=== Instruction ===
Gather the lines that hold the string "frac".

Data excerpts
*****

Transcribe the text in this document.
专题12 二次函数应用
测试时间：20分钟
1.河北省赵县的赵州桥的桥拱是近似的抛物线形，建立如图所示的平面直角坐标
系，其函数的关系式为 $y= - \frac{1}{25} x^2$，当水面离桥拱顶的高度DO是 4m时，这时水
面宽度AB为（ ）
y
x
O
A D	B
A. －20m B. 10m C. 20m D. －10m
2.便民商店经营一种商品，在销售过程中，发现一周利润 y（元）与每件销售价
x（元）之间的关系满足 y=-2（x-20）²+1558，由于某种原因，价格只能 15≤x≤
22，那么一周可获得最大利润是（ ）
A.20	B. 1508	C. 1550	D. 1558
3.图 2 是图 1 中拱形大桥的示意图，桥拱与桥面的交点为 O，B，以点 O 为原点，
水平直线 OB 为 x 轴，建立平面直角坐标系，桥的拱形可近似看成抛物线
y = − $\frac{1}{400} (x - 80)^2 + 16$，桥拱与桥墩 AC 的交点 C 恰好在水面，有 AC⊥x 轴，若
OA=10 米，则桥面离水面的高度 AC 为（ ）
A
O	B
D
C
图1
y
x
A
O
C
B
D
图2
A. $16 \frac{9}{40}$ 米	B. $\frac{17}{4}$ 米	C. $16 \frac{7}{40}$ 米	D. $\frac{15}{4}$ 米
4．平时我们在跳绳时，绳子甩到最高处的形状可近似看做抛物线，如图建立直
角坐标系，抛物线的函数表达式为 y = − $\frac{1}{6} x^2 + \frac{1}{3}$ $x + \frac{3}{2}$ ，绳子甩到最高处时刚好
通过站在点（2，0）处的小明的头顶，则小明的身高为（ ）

*****

=== Result of the exercise ===
系，其函数的关系式为 $y= - \frac{1}{25} x^2$，当水面离桥拱顶的高度DO是 4m时，这时水
y = − $\frac{1}{400} (x - 80)^2 + 16$，桥拱与桥墩 AC 的交点 C 恰好在水面，有 AC⊥x 轴，若
A. $16 \frac{9}{40}$ 米	B. $\frac{17}{4}$ 米	C. $16 \frac{7}{40}$ 米	D. $\frac{15}{4}$ 米
角坐标系，抛物线的函数表达式为 y = − $\frac{1}{6} x^2 + \frac{1}{3}$ $x + \frac{3}{2}$ ，绳子甩到最高处时刚好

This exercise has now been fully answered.